REQUIREMENTS |
Each line that includes the word "right" counts once; give the total and nothing more.

RECORDS FOR THE TASK |
= = = =
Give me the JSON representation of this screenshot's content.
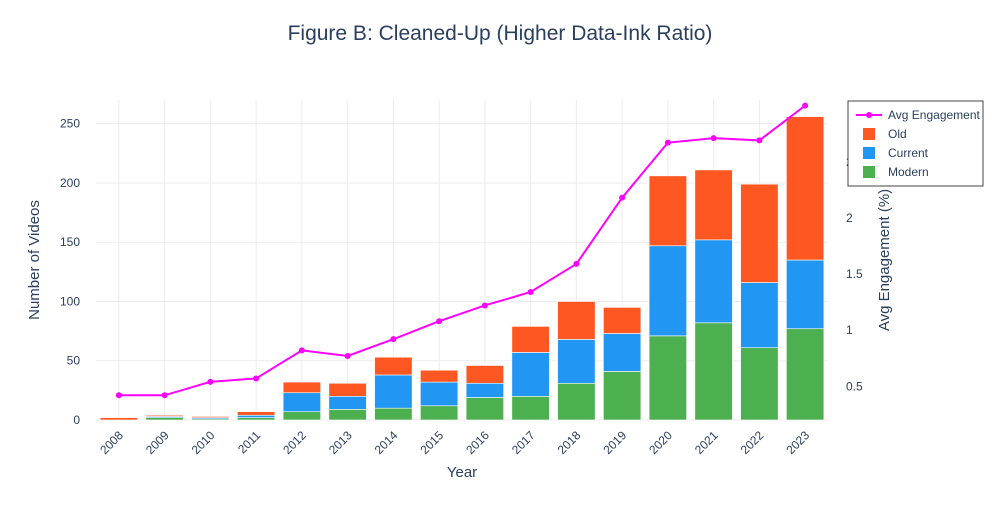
{
  "chart_data": {
    "type": "bar",
    "stacked": true,
    "title": "Figure B: Cleaned-Up (Higher Data-Ink Ratio)",
    "xlabel": "Year",
    "ylabel": "Number of Videos",
    "y2label": "Avg Engagement (%)",
    "categories": [
      "2008",
      "2009",
      "2010",
      "2011",
      "2012",
      "2013",
      "2014",
      "2015",
      "2016",
      "2017",
      "2018",
      "2019",
      "2020",
      "2021",
      "2022",
      "2023"
    ],
    "ylim": [
      0,
      270
    ],
    "y2lim": [
      0.2,
      3.05
    ],
    "yticks": [
      0,
      50,
      100,
      150,
      200,
      250
    ],
    "y2ticks": [
      0.5,
      1,
      1.5,
      2,
      2.5
    ],
    "y2tick_labels": [
      "0.5",
      "1",
      "1.5",
      "2",
      "2.5"
    ],
    "grid": true,
    "legend": "right",
    "series": [
      {
        "name": "Modern",
        "color": "#4caf50",
        "values": [
          0,
          2,
          1,
          2,
          7,
          9,
          10,
          12,
          19,
          20,
          31,
          41,
          71,
          82,
          61,
          77
        ]
      },
      {
        "name": "Current",
        "color": "#2196f3",
        "values": [
          0,
          1,
          1,
          2,
          16,
          11,
          28,
          20,
          12,
          37,
          37,
          32,
          76,
          70,
          55,
          58
        ]
      },
      {
        "name": "Old",
        "color": "#ff5722",
        "values": [
          2,
          1,
          1,
          3,
          9,
          11,
          15,
          10,
          15,
          22,
          32,
          22,
          59,
          59,
          83,
          121
        ]
      }
    ],
    "line": {
      "name": "Avg Engagement",
      "color": "#ff00ff",
      "values": [
        0.42,
        0.42,
        0.54,
        0.57,
        0.82,
        0.77,
        0.92,
        1.08,
        1.22,
        1.34,
        1.59,
        2.18,
        2.67,
        2.71,
        2.69,
        3.0
      ]
    },
    "legend_order": [
      "Avg Engagement",
      "Old",
      "Current",
      "Modern"
    ]
  }
}
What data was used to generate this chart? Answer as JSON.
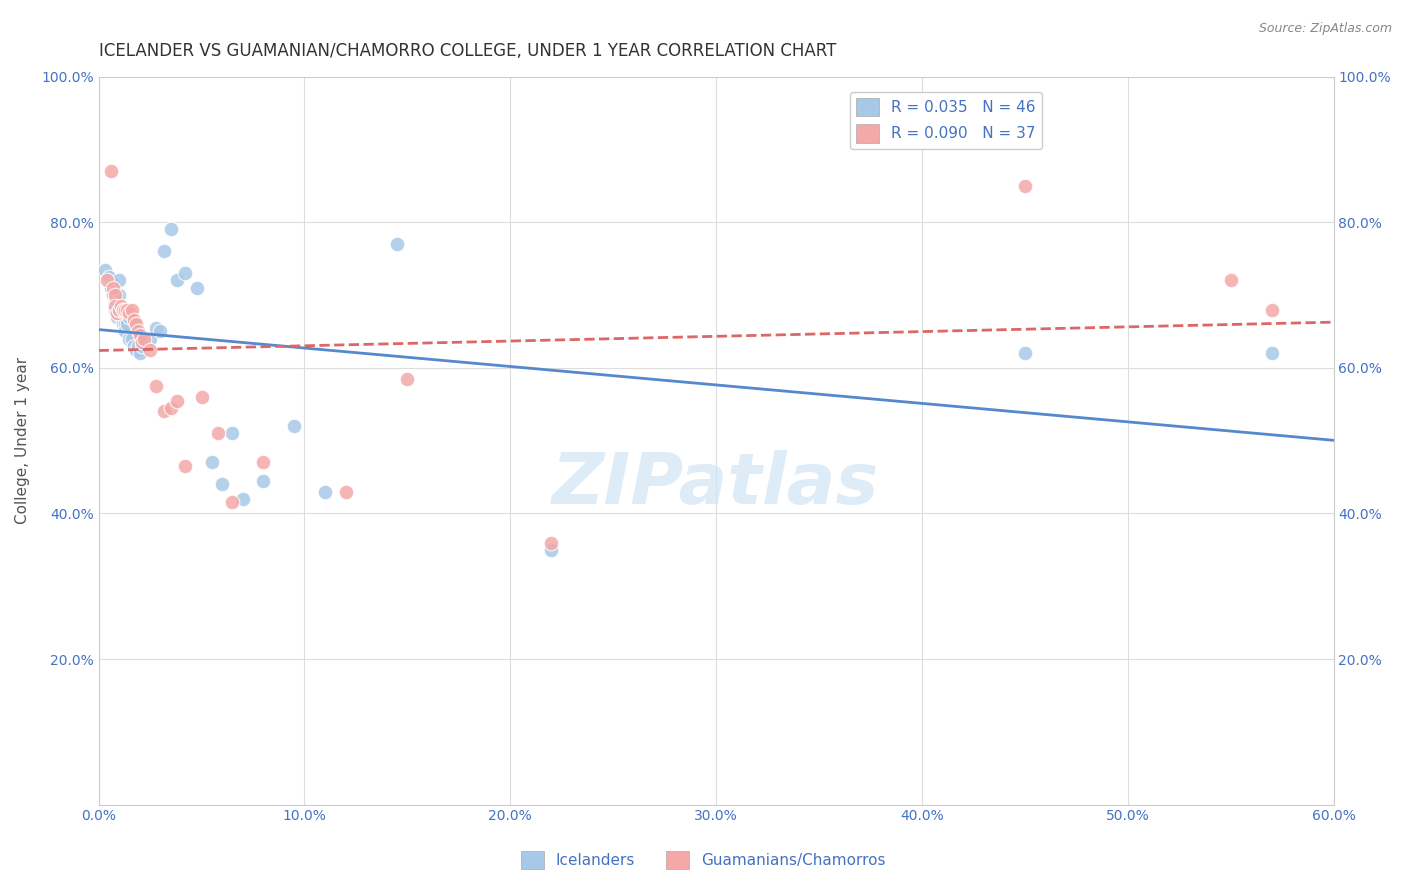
{
  "title": "ICELANDER VS GUAMANIAN/CHAMORRO COLLEGE, UNDER 1 YEAR CORRELATION CHART",
  "source": "Source: ZipAtlas.com",
  "ylabel": "College, Under 1 year",
  "watermark": "ZIPatlas",
  "xlim": [
    0.0,
    0.6
  ],
  "ylim": [
    0.0,
    1.0
  ],
  "xtick_labels": [
    "0.0%",
    "10.0%",
    "20.0%",
    "30.0%",
    "40.0%",
    "50.0%",
    "60.0%"
  ],
  "ytick_labels": [
    "",
    "20.0%",
    "40.0%",
    "60.0%",
    "80.0%",
    "100.0%"
  ],
  "ytick_positions": [
    0.0,
    0.2,
    0.4,
    0.6,
    0.8,
    1.0
  ],
  "xtick_positions": [
    0.0,
    0.1,
    0.2,
    0.3,
    0.4,
    0.5,
    0.6
  ],
  "legend_r_blue": "R = 0.035",
  "legend_n_blue": "N = 46",
  "legend_r_pink": "R = 0.090",
  "legend_n_pink": "N = 37",
  "blue_color": "#a8c8e8",
  "pink_color": "#f4a8a8",
  "blue_line_color": "#5588cc",
  "pink_line_color": "#dd6666",
  "grid_color": "#dddddd",
  "title_color": "#333333",
  "axis_color": "#4472c4",
  "icelanders_x": [
    0.003,
    0.005,
    0.006,
    0.007,
    0.007,
    0.008,
    0.008,
    0.009,
    0.009,
    0.01,
    0.01,
    0.01,
    0.011,
    0.012,
    0.012,
    0.013,
    0.013,
    0.014,
    0.015,
    0.015,
    0.016,
    0.017,
    0.018,
    0.019,
    0.02,
    0.021,
    0.022,
    0.025,
    0.028,
    0.03,
    0.032,
    0.035,
    0.038,
    0.042,
    0.048,
    0.055,
    0.06,
    0.065,
    0.07,
    0.08,
    0.095,
    0.11,
    0.145,
    0.22,
    0.45,
    0.57
  ],
  "icelanders_y": [
    0.735,
    0.725,
    0.71,
    0.715,
    0.7,
    0.695,
    0.68,
    0.69,
    0.67,
    0.72,
    0.7,
    0.68,
    0.67,
    0.66,
    0.68,
    0.66,
    0.65,
    0.66,
    0.64,
    0.67,
    0.64,
    0.63,
    0.625,
    0.63,
    0.62,
    0.63,
    0.64,
    0.64,
    0.655,
    0.65,
    0.76,
    0.79,
    0.72,
    0.73,
    0.71,
    0.47,
    0.44,
    0.51,
    0.42,
    0.445,
    0.52,
    0.43,
    0.77,
    0.35,
    0.62,
    0.62
  ],
  "guamanians_x": [
    0.004,
    0.006,
    0.007,
    0.008,
    0.008,
    0.009,
    0.01,
    0.01,
    0.011,
    0.012,
    0.012,
    0.013,
    0.014,
    0.015,
    0.016,
    0.017,
    0.018,
    0.019,
    0.02,
    0.021,
    0.022,
    0.025,
    0.028,
    0.032,
    0.035,
    0.038,
    0.042,
    0.05,
    0.058,
    0.065,
    0.08,
    0.12,
    0.15,
    0.22,
    0.45,
    0.55,
    0.57
  ],
  "guamanians_y": [
    0.72,
    0.87,
    0.71,
    0.7,
    0.685,
    0.675,
    0.68,
    0.68,
    0.685,
    0.68,
    0.68,
    0.68,
    0.68,
    0.675,
    0.68,
    0.665,
    0.66,
    0.65,
    0.645,
    0.635,
    0.64,
    0.625,
    0.575,
    0.54,
    0.545,
    0.555,
    0.465,
    0.56,
    0.51,
    0.415,
    0.47,
    0.43,
    0.585,
    0.36,
    0.85,
    0.72,
    0.68
  ]
}
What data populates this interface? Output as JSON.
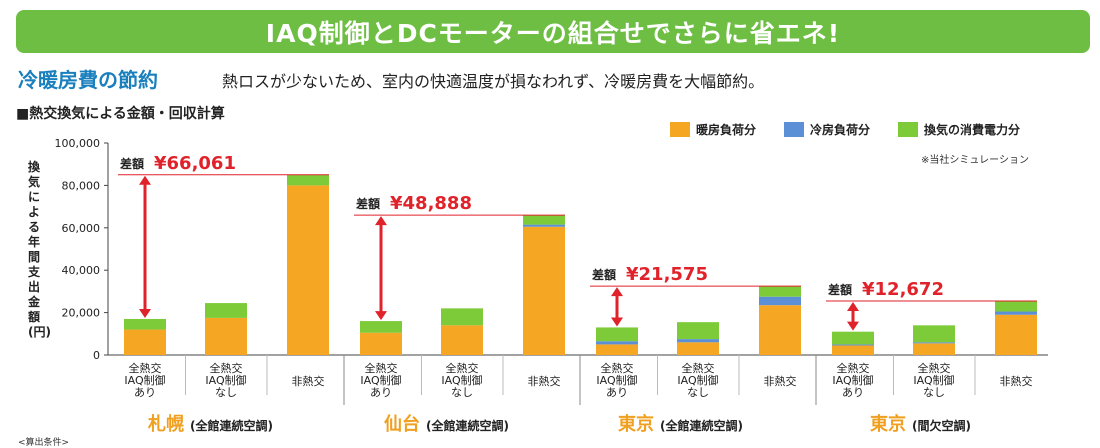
{
  "banner": {
    "title": "IAQ制御とDCモーターの組合せでさらに省エネ!"
  },
  "section": {
    "title": "冷暖房費の節約",
    "description": "熱ロスが少ないため、室内の快適温度が損なわれず、冷暖房費を大幅節約。"
  },
  "chart_subtitle": "■熱交換気による金額・回収計算",
  "note": "※当社シミュレーション",
  "footnote": "<算出条件>",
  "colors": {
    "heating": "#f5a623",
    "cooling": "#5b8fd6",
    "ventilation": "#7ecb3a",
    "accent_line": "#e0222a",
    "banner": "#6fbe44"
  },
  "chart_data": {
    "type": "bar",
    "stacked": true,
    "ylabel": "換気による年間支出金額(円)",
    "ylim": [
      0,
      100000
    ],
    "yticks": [
      "0",
      "20,000",
      "40,000",
      "60,000",
      "80,000",
      "100,000"
    ],
    "grid": false,
    "legend_position": "top-right",
    "series": [
      {
        "name": "暖房負荷分",
        "key": "heating"
      },
      {
        "name": "冷房負荷分",
        "key": "cooling"
      },
      {
        "name": "換気の消費電力分",
        "key": "ventilation"
      }
    ],
    "groups": [
      {
        "city": "札幌",
        "condition": "(全館連続空調)",
        "diff_label": "差額",
        "diff_value": "¥66,061",
        "bars": [
          {
            "label": [
              "全熱交",
              "IAQ制御",
              "あり"
            ],
            "heating": 12000,
            "cooling": 0,
            "ventilation": 5000
          },
          {
            "label": [
              "全熱交",
              "IAQ制御",
              "なし"
            ],
            "heating": 17500,
            "cooling": 0,
            "ventilation": 7000
          },
          {
            "label": [
              "非熱交"
            ],
            "heating": 80000,
            "cooling": 0,
            "ventilation": 5000
          }
        ]
      },
      {
        "city": "仙台",
        "condition": "(全館連続空調)",
        "diff_label": "差額",
        "diff_value": "¥48,888",
        "bars": [
          {
            "label": [
              "全熱交",
              "IAQ制御",
              "あり"
            ],
            "heating": 10500,
            "cooling": 0,
            "ventilation": 5500
          },
          {
            "label": [
              "全熱交",
              "IAQ制御",
              "なし"
            ],
            "heating": 14000,
            "cooling": 0,
            "ventilation": 8000
          },
          {
            "label": [
              "非熱交"
            ],
            "heating": 60500,
            "cooling": 1000,
            "ventilation": 4500
          }
        ]
      },
      {
        "city": "東京",
        "condition": "(全館連続空調)",
        "diff_label": "差額",
        "diff_value": "¥21,575",
        "bars": [
          {
            "label": [
              "全熱交",
              "IAQ制御",
              "あり"
            ],
            "heating": 5000,
            "cooling": 1500,
            "ventilation": 6500
          },
          {
            "label": [
              "全熱交",
              "IAQ制御",
              "なし"
            ],
            "heating": 6000,
            "cooling": 1500,
            "ventilation": 8000
          },
          {
            "label": [
              "非熱交"
            ],
            "heating": 23500,
            "cooling": 4000,
            "ventilation": 5000
          }
        ]
      },
      {
        "city": "東京",
        "condition": "(間欠空調)",
        "diff_label": "差額",
        "diff_value": "¥12,672",
        "bars": [
          {
            "label": [
              "全熱交",
              "IAQ制御",
              "あり"
            ],
            "heating": 4500,
            "cooling": 500,
            "ventilation": 6000
          },
          {
            "label": [
              "全熱交",
              "IAQ制御",
              "なし"
            ],
            "heating": 5500,
            "cooling": 500,
            "ventilation": 8000
          },
          {
            "label": [
              "非熱交"
            ],
            "heating": 19000,
            "cooling": 1500,
            "ventilation": 5000
          }
        ]
      }
    ]
  }
}
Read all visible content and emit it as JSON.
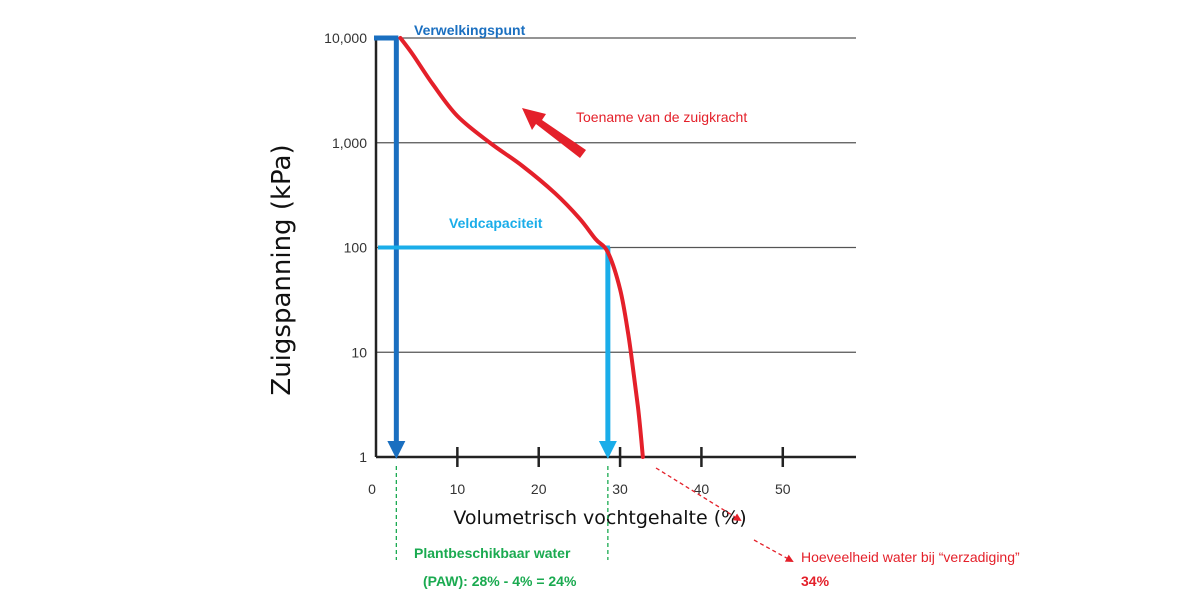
{
  "chart_data": {
    "type": "line",
    "title": "",
    "xlabel": "Volumetrisch vochtgehalte (%)",
    "ylabel": "Zuigspanning (kPa)",
    "xlim": [
      0,
      59
    ],
    "ylim": [
      1,
      10000
    ],
    "y_scale": "log",
    "grid": "horizontal",
    "x_ticks": [
      "0",
      "10",
      "20",
      "30",
      "40",
      "50"
    ],
    "y_ticks": [
      "1",
      "10",
      "100",
      "1,000",
      "10,000"
    ],
    "series": [
      {
        "color": "#e4202a",
        "x": [
          3,
          4.5,
          7,
          10,
          14,
          18,
          22,
          25,
          27,
          28.5,
          30,
          31,
          31.7,
          32.2,
          32.5,
          32.8
        ],
        "y": [
          10000,
          7000,
          3600,
          1800,
          1000,
          600,
          330,
          190,
          120,
          90,
          40,
          15,
          6,
          3,
          1.8,
          1
        ]
      }
    ],
    "annotations": {
      "wilting_point": {
        "label": "Verwelkingspunt",
        "x": 2.5,
        "y": 10000,
        "color": "#1a6fc0"
      },
      "field_capacity": {
        "label": "Veldcapaciteit",
        "x": 28.5,
        "y": 100,
        "color": "#1aade9"
      },
      "suction_increase": {
        "label": "Toename van de zuigkracht",
        "color": "#e4202a"
      },
      "saturation": {
        "label": "Hoeveelheid water bij “verzadiging”",
        "value": "34%",
        "color": "#e4202a"
      },
      "paw": {
        "label": "Plantbeschikbaar water",
        "formula": "(PAW): 28% - 4% = 24%",
        "color": "#1aaa50"
      }
    }
  }
}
= = = =
RESPONSE TO THE TASK |
2